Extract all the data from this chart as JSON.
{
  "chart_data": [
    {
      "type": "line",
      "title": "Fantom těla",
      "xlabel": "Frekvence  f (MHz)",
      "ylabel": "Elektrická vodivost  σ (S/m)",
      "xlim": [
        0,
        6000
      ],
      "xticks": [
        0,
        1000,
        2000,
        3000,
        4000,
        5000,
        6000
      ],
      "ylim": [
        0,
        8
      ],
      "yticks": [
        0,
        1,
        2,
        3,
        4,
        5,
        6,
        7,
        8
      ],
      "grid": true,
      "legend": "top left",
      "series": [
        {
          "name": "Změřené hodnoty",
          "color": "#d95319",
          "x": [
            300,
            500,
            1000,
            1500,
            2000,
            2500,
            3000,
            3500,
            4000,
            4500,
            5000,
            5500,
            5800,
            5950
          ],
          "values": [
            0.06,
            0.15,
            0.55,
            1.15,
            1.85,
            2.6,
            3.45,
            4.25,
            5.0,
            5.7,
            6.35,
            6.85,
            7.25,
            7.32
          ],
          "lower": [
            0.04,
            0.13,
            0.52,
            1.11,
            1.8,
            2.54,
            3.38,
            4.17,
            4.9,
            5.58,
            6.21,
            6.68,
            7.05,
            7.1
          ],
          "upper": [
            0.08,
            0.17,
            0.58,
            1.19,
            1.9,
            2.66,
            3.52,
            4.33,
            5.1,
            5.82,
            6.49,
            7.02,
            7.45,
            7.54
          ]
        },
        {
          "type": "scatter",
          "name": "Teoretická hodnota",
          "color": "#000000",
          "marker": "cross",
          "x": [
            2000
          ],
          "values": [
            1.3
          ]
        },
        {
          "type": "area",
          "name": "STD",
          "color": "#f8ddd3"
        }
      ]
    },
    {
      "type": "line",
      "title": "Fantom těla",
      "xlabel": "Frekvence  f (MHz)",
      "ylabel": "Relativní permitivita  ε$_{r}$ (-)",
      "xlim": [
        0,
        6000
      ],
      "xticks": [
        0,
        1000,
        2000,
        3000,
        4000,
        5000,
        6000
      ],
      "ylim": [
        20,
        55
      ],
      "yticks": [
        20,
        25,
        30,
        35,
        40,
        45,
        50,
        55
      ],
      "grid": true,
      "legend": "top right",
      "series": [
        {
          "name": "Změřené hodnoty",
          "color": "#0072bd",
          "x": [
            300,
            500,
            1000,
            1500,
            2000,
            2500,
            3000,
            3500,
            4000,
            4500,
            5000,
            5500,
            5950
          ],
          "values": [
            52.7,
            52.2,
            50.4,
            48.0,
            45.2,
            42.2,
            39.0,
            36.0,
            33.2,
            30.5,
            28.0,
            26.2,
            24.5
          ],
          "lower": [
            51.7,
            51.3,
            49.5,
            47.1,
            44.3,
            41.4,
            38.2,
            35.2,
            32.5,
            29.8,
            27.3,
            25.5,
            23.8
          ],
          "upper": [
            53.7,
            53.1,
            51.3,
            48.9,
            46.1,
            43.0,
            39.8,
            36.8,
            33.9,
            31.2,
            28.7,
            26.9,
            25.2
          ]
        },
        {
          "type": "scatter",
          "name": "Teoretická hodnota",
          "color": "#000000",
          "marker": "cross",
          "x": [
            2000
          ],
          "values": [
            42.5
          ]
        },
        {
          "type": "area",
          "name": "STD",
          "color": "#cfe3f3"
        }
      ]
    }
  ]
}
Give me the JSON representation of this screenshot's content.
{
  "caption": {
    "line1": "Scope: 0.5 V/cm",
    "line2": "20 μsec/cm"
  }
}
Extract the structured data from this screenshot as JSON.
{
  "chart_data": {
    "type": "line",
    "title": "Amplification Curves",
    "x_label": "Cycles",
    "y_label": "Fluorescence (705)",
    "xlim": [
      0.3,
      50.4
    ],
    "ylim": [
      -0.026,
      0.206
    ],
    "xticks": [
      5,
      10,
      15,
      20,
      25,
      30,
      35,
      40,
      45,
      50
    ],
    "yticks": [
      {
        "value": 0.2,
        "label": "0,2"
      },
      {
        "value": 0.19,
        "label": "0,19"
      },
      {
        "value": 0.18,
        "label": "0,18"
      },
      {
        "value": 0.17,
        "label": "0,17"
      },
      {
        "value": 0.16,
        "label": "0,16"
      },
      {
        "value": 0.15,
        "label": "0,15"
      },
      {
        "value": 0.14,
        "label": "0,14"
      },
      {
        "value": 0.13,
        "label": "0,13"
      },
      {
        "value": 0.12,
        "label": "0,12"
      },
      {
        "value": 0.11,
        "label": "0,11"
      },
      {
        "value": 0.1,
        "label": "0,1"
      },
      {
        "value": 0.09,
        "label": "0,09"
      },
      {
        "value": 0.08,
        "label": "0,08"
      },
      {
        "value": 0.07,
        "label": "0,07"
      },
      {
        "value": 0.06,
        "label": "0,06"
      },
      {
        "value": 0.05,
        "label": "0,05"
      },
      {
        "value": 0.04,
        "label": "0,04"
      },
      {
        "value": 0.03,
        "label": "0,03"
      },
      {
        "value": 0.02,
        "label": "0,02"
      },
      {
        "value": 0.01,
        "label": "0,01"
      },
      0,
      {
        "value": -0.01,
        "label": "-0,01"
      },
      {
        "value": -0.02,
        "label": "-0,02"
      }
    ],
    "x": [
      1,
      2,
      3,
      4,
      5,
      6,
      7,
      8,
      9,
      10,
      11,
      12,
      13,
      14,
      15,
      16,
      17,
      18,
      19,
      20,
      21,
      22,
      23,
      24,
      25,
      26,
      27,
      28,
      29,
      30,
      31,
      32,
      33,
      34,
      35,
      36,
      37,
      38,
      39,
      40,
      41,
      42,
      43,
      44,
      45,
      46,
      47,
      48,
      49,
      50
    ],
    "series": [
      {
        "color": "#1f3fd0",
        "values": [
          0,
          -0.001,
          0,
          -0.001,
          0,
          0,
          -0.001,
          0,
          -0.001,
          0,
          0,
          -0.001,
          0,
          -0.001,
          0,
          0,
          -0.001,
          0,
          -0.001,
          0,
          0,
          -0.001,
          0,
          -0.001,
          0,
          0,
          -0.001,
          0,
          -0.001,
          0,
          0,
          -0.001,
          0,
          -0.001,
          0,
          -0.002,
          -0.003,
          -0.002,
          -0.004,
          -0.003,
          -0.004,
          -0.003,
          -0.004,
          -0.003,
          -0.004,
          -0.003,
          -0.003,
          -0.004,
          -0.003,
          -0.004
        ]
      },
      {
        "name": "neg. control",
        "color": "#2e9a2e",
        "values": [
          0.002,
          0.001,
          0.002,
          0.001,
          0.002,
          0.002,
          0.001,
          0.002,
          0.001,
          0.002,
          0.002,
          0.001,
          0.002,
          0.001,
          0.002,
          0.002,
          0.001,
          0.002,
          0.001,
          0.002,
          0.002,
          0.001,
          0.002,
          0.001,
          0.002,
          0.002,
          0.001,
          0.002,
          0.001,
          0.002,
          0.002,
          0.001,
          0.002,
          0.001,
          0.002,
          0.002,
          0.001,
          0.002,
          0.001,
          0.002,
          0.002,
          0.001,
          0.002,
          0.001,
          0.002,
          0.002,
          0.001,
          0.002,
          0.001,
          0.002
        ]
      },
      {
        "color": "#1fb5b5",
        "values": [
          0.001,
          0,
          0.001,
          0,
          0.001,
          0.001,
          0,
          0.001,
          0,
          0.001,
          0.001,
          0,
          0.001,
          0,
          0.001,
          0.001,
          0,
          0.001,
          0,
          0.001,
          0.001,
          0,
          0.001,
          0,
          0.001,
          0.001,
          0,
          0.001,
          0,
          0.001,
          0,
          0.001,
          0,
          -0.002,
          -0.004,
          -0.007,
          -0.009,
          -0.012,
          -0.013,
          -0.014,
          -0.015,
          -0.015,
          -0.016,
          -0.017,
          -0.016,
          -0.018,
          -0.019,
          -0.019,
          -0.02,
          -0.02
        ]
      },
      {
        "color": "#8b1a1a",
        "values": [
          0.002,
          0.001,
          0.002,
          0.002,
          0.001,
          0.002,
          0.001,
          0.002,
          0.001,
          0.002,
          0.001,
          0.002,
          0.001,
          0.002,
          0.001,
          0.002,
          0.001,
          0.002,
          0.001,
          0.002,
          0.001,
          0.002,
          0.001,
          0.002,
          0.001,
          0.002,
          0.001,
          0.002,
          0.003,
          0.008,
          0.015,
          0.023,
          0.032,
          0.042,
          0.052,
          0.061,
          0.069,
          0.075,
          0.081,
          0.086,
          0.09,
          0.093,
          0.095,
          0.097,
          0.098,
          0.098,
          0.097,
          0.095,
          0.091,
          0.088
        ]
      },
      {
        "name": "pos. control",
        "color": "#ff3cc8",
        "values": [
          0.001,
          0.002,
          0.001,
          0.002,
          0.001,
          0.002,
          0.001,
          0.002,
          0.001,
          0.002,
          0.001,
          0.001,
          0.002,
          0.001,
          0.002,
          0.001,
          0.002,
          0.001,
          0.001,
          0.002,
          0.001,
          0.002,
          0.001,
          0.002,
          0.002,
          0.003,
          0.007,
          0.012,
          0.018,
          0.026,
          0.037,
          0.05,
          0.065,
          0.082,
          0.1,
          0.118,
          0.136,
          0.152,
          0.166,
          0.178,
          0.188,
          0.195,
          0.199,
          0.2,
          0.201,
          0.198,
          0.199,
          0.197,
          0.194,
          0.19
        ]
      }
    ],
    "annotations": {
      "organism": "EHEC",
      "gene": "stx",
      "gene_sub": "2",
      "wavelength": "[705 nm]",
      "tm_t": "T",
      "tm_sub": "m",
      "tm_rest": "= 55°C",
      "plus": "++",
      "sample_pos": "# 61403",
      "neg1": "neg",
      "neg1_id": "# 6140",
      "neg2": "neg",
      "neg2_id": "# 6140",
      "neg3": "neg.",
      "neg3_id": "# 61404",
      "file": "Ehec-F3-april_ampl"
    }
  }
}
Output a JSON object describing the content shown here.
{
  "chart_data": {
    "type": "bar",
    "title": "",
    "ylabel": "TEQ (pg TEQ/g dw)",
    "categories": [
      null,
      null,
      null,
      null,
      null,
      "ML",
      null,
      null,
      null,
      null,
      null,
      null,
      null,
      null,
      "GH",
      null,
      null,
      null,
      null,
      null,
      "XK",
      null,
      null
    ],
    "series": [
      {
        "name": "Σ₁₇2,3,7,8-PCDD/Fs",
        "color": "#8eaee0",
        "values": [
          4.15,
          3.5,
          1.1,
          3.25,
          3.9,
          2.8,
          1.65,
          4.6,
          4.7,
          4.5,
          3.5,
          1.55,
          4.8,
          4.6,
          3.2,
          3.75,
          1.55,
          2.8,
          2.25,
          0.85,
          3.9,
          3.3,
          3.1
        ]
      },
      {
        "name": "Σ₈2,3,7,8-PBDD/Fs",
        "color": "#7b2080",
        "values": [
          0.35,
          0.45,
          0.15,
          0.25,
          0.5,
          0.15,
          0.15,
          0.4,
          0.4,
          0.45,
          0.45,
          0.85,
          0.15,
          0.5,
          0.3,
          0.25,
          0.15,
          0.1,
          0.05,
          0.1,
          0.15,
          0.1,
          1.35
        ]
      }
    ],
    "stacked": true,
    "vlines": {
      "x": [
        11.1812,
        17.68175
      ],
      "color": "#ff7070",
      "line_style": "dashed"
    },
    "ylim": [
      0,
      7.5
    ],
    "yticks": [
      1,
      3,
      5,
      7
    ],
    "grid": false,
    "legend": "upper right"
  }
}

○ ○ ○ ○ ○

* [EXERCISE REQUIREMENTS]
Look above for lines with the word "JSON" and copy them all.

* [COMPLETE RESPONSE]
Extract all the data from this chart as JSON.
Give me the JSON representation of this screenshot's content.
Extract the structured data from this screenshot as JSON.
Output a JSON object describing the content shown here.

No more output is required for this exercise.